Below is a listing; write it out exactly and drop any images from it.

Data in this exercise:
-- START --

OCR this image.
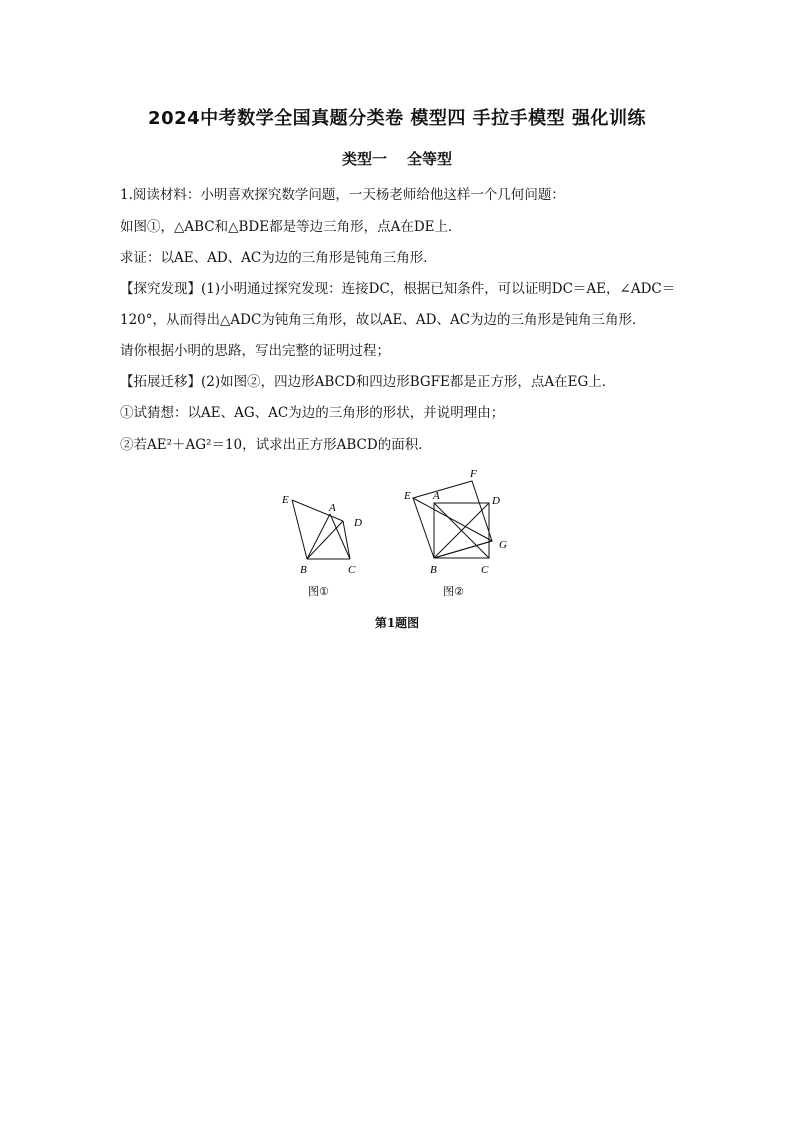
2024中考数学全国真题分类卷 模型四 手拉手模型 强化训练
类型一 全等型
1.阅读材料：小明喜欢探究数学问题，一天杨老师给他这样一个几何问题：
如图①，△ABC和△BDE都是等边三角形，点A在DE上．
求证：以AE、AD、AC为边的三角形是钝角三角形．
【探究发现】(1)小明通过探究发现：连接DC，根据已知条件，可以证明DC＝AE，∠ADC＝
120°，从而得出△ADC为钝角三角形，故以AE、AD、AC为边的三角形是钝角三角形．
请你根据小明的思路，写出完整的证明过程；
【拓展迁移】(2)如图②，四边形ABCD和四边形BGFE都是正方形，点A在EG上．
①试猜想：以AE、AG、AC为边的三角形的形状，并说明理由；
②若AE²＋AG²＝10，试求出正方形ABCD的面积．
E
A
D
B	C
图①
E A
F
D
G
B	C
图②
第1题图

-- END --

Solution to the exercise:
OCR this image.
2024中考数学全国真题分类卷 模型四 手拉手模型 强化训练
类型一 全等型
1.阅读材料：小明喜欢探究数学问题，一天杨老师给他这样一个几何问题：
如图①，△ABC和△BDE都是等边三角形，点A在DE上．
求证：以AE、AD、AC为边的三角形是钝角三角形．
【探究发现】(1)小明通过探究发现：连接DC，根据已知条件，可以证明DC＝AE，∠ADC＝
120°，从而得出△ADC为钝角三角形，故以AE、AD、AC为边的三角形是钝角三角形．
请你根据小明的思路，写出完整的证明过程；
【拓展迁移】(2)如图②，四边形ABCD和四边形BGFE都是正方形，点A在EG上．
①试猜想：以AE、AG、AC为边的三角形的形状，并说明理由；
②若AE²＋AG²＝10，试求出正方形ABCD的面积．
E
A
D
B	C
图①
E A
F
D
G
B	C
图②
第1题图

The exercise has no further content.